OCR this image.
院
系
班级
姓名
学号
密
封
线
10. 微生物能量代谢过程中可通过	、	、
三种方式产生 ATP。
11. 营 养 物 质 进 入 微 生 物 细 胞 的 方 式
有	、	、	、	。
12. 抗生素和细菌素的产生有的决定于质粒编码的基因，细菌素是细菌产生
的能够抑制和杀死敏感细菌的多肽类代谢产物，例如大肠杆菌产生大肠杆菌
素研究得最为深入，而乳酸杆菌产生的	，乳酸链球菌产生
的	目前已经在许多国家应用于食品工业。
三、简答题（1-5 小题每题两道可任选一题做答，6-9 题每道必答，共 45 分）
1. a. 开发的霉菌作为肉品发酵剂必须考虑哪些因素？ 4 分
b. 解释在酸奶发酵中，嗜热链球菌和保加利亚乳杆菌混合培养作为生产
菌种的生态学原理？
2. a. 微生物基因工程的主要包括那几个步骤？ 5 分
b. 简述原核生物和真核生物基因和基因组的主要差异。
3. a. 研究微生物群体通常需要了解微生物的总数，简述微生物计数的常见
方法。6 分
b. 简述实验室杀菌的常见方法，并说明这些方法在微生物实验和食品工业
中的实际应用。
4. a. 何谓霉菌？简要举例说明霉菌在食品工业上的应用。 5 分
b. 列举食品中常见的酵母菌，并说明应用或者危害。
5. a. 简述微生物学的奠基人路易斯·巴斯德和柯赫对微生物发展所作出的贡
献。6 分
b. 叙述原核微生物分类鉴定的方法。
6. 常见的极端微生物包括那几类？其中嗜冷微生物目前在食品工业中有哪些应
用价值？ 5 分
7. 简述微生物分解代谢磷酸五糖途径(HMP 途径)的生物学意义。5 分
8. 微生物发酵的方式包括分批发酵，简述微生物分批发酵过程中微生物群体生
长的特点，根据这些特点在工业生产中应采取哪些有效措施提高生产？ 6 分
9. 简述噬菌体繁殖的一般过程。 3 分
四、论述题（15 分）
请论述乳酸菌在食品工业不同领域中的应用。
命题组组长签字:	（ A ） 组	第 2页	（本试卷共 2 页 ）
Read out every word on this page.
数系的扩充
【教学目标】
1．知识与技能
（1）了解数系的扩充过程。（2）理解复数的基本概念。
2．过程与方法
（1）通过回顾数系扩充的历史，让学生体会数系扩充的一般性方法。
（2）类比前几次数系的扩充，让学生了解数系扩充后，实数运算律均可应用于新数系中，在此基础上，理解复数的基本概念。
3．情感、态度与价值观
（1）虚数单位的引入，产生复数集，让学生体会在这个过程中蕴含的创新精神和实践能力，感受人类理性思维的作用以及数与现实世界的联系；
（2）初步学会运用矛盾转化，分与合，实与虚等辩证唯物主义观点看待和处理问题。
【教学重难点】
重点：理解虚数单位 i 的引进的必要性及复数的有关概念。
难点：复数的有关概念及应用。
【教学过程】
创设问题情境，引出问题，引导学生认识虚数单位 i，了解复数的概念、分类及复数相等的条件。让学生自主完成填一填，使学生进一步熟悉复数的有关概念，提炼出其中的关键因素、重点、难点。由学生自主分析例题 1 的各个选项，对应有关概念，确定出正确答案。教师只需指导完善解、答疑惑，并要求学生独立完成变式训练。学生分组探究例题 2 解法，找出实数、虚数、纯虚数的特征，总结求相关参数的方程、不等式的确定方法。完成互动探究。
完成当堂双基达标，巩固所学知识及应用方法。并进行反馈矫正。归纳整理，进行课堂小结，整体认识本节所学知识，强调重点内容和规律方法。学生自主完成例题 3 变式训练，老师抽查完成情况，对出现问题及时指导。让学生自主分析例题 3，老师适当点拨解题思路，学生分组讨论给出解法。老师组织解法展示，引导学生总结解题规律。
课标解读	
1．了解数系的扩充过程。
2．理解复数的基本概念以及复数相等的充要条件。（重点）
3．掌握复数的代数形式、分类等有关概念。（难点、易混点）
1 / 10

------------------------------------------------------------

*Written request*: Of the lines in the listing above, how many hold the string "了解数系的扩充过程"? Reply with the number only.

*Exercise response*: 2